### What you will do
Give the number of lines holding the string "전화번호" and nothing more.

### Material shown

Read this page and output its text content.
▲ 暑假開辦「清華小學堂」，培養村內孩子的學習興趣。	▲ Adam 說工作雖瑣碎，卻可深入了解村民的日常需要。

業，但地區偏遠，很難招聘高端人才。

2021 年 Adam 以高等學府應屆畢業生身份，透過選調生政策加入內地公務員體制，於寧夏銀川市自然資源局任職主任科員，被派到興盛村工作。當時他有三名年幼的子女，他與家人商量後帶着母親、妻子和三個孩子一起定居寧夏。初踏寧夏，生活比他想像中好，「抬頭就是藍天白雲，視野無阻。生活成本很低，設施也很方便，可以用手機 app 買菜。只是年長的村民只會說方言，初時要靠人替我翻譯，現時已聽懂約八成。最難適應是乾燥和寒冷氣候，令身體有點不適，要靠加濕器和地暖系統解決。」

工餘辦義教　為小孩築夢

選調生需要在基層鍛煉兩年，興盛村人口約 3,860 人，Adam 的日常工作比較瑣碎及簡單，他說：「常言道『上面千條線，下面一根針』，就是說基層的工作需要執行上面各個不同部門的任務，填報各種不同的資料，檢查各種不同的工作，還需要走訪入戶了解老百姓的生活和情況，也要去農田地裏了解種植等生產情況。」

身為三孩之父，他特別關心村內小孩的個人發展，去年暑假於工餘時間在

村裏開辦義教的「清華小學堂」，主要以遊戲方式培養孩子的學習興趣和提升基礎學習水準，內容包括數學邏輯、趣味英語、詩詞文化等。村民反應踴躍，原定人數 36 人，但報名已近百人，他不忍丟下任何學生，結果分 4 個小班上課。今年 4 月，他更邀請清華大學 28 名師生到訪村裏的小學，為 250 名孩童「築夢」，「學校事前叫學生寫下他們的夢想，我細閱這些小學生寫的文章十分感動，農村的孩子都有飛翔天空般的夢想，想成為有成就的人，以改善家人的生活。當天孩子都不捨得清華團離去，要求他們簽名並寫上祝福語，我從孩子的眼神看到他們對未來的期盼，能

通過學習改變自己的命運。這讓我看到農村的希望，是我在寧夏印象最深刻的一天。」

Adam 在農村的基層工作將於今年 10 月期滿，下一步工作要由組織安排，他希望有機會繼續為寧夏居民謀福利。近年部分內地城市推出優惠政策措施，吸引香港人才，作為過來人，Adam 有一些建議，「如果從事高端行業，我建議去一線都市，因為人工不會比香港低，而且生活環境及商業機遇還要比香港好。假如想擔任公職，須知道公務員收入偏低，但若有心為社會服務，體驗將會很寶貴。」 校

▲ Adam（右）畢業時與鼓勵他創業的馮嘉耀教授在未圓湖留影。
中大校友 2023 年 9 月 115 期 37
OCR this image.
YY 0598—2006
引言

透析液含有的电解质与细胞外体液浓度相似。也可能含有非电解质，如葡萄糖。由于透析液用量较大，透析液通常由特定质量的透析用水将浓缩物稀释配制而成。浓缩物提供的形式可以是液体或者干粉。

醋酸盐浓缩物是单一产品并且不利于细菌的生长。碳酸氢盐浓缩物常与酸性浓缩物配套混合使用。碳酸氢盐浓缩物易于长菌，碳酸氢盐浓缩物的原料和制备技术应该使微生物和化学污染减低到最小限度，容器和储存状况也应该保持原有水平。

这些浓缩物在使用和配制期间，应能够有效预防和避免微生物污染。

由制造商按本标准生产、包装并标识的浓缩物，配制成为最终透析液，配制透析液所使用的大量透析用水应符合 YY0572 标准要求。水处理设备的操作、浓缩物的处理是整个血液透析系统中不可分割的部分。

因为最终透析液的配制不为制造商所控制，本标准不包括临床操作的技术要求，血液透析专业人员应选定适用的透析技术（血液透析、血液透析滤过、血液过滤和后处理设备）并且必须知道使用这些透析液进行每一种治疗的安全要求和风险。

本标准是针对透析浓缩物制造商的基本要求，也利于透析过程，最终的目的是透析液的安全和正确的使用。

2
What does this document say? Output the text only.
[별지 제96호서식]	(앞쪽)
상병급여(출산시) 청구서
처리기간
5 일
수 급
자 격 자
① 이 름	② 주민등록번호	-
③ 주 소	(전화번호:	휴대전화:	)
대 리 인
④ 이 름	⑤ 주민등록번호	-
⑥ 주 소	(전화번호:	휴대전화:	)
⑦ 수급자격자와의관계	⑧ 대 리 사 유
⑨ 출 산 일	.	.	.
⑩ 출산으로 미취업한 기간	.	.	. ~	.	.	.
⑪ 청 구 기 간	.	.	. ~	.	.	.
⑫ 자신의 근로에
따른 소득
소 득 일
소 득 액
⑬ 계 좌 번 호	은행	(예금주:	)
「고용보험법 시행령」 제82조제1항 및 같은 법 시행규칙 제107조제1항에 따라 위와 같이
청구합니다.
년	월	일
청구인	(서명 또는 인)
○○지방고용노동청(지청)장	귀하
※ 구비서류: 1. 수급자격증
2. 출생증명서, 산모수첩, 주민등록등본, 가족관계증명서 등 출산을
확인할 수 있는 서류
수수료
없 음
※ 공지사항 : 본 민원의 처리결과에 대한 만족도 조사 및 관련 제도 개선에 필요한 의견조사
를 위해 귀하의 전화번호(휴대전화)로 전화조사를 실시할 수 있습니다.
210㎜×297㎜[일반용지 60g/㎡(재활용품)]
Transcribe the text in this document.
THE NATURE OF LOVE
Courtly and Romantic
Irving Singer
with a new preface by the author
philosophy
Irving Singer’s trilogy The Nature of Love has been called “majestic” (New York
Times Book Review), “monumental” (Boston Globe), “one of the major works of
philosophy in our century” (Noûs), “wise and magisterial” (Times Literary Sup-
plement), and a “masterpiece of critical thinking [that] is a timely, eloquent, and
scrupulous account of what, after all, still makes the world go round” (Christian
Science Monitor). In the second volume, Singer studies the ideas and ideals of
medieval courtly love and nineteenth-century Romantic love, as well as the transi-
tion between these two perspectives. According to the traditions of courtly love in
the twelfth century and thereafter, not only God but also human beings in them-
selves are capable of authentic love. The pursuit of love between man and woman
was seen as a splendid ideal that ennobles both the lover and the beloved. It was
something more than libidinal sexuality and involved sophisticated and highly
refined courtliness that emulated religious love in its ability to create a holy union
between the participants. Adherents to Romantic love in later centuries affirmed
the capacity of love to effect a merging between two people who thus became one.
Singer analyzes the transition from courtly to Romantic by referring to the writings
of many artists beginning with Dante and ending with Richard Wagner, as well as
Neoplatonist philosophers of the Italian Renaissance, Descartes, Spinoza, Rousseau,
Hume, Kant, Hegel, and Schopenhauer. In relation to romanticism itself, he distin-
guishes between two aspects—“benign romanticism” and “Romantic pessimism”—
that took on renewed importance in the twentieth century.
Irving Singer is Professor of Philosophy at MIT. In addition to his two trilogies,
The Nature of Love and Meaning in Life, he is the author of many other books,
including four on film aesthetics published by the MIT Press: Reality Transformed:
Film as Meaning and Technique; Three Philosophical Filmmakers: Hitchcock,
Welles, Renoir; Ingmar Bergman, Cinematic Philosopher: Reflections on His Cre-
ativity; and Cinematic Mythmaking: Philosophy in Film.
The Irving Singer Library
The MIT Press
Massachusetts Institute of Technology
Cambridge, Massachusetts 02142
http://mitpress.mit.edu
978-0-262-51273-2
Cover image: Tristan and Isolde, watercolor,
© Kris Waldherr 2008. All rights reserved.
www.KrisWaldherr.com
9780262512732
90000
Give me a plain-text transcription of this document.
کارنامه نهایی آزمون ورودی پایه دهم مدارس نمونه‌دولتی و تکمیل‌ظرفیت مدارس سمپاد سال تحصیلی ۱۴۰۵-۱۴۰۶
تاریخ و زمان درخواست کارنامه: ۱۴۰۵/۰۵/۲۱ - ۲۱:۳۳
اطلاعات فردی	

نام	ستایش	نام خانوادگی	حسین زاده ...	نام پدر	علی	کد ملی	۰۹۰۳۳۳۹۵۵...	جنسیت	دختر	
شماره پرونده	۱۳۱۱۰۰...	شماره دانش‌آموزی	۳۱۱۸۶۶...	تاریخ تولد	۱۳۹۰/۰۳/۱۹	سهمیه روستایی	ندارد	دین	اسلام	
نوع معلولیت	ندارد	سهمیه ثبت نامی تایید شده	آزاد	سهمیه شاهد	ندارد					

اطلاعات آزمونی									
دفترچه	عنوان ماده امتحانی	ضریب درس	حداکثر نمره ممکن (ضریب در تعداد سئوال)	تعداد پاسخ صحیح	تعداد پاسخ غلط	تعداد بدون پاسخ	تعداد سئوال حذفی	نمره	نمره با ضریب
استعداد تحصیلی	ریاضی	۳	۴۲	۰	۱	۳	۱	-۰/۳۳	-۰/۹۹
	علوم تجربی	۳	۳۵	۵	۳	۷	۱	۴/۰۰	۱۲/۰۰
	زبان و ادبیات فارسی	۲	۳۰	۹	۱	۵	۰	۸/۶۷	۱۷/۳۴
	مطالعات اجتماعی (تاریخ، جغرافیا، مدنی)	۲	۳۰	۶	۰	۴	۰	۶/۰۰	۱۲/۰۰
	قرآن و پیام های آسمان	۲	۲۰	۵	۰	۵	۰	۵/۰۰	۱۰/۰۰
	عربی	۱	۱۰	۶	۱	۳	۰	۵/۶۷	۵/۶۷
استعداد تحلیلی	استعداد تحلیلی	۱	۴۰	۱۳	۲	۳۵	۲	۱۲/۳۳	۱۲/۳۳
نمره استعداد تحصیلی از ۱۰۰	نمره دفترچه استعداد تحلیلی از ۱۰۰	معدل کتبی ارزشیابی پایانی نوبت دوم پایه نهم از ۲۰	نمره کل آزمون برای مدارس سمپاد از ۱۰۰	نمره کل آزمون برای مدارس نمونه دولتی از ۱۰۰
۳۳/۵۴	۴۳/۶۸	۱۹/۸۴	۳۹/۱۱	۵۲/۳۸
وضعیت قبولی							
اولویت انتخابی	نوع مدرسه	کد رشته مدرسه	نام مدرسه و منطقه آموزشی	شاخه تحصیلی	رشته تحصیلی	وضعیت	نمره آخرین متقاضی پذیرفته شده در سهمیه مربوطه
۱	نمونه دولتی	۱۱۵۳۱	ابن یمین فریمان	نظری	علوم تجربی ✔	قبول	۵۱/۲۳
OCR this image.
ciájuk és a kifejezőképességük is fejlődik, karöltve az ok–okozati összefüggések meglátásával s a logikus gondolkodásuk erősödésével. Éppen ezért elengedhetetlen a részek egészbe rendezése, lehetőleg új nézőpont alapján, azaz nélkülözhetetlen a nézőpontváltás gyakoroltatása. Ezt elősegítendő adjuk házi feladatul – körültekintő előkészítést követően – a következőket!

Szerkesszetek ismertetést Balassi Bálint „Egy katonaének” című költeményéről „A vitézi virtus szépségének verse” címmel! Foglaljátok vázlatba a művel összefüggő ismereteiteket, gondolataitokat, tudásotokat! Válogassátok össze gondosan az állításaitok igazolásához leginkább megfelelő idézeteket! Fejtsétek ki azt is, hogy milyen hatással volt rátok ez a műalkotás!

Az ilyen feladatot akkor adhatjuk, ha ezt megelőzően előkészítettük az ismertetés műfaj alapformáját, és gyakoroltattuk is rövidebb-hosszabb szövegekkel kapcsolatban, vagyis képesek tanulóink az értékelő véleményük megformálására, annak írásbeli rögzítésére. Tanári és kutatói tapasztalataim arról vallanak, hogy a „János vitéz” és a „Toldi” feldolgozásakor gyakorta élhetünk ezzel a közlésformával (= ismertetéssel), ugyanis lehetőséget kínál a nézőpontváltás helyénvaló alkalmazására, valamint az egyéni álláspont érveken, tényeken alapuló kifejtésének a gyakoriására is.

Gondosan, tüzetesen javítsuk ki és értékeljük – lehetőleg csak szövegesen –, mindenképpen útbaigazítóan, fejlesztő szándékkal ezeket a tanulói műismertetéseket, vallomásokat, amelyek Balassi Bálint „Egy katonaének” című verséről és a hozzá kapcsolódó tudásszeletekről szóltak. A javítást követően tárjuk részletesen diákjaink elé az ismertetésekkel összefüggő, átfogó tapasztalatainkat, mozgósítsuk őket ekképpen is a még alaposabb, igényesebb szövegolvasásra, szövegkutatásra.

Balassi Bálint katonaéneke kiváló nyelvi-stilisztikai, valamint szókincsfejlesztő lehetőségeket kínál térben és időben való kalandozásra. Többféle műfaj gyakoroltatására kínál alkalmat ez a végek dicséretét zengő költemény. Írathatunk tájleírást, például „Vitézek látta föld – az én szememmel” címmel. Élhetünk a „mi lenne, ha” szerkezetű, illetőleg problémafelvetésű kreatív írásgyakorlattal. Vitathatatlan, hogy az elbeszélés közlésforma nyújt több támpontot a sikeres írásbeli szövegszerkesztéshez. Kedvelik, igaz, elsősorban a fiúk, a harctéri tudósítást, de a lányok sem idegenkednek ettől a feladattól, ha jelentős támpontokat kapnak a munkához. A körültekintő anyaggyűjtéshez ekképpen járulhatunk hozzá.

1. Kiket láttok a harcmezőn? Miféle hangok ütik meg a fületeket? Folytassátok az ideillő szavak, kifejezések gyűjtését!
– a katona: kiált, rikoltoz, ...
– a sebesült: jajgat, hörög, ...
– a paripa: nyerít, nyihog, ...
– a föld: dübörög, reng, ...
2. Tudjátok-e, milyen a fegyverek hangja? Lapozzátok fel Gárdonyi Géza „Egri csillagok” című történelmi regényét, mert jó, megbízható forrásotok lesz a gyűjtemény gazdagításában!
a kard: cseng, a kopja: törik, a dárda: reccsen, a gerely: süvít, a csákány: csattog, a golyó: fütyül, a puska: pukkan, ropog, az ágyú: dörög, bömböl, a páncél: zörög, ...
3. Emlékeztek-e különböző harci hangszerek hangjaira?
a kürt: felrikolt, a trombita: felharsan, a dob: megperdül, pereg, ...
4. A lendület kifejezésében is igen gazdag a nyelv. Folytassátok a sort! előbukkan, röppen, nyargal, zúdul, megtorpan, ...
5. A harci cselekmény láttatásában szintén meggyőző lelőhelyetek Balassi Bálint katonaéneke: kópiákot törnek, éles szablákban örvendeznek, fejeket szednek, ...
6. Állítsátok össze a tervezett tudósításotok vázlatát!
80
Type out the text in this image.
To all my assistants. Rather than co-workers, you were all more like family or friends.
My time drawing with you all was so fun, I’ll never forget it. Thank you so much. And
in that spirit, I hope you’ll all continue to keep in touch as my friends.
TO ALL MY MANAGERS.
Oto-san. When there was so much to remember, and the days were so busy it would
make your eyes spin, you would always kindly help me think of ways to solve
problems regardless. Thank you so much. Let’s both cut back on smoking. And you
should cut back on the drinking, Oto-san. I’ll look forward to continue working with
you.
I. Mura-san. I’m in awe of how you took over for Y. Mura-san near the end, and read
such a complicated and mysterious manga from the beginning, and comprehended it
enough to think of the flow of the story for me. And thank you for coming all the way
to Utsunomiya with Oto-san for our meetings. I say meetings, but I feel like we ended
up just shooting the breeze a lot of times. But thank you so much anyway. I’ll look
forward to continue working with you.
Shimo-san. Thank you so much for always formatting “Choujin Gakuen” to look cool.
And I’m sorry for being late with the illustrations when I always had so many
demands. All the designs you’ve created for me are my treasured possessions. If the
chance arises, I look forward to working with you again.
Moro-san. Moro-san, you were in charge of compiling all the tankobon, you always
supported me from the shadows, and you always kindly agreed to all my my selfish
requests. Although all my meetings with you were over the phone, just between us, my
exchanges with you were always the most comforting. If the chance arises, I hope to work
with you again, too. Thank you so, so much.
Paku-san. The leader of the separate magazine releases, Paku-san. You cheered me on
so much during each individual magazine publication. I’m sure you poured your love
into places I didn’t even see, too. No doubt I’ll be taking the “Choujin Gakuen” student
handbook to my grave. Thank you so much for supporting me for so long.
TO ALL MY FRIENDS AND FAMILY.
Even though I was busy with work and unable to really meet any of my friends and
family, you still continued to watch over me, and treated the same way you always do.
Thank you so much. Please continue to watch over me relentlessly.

### Expected answer
3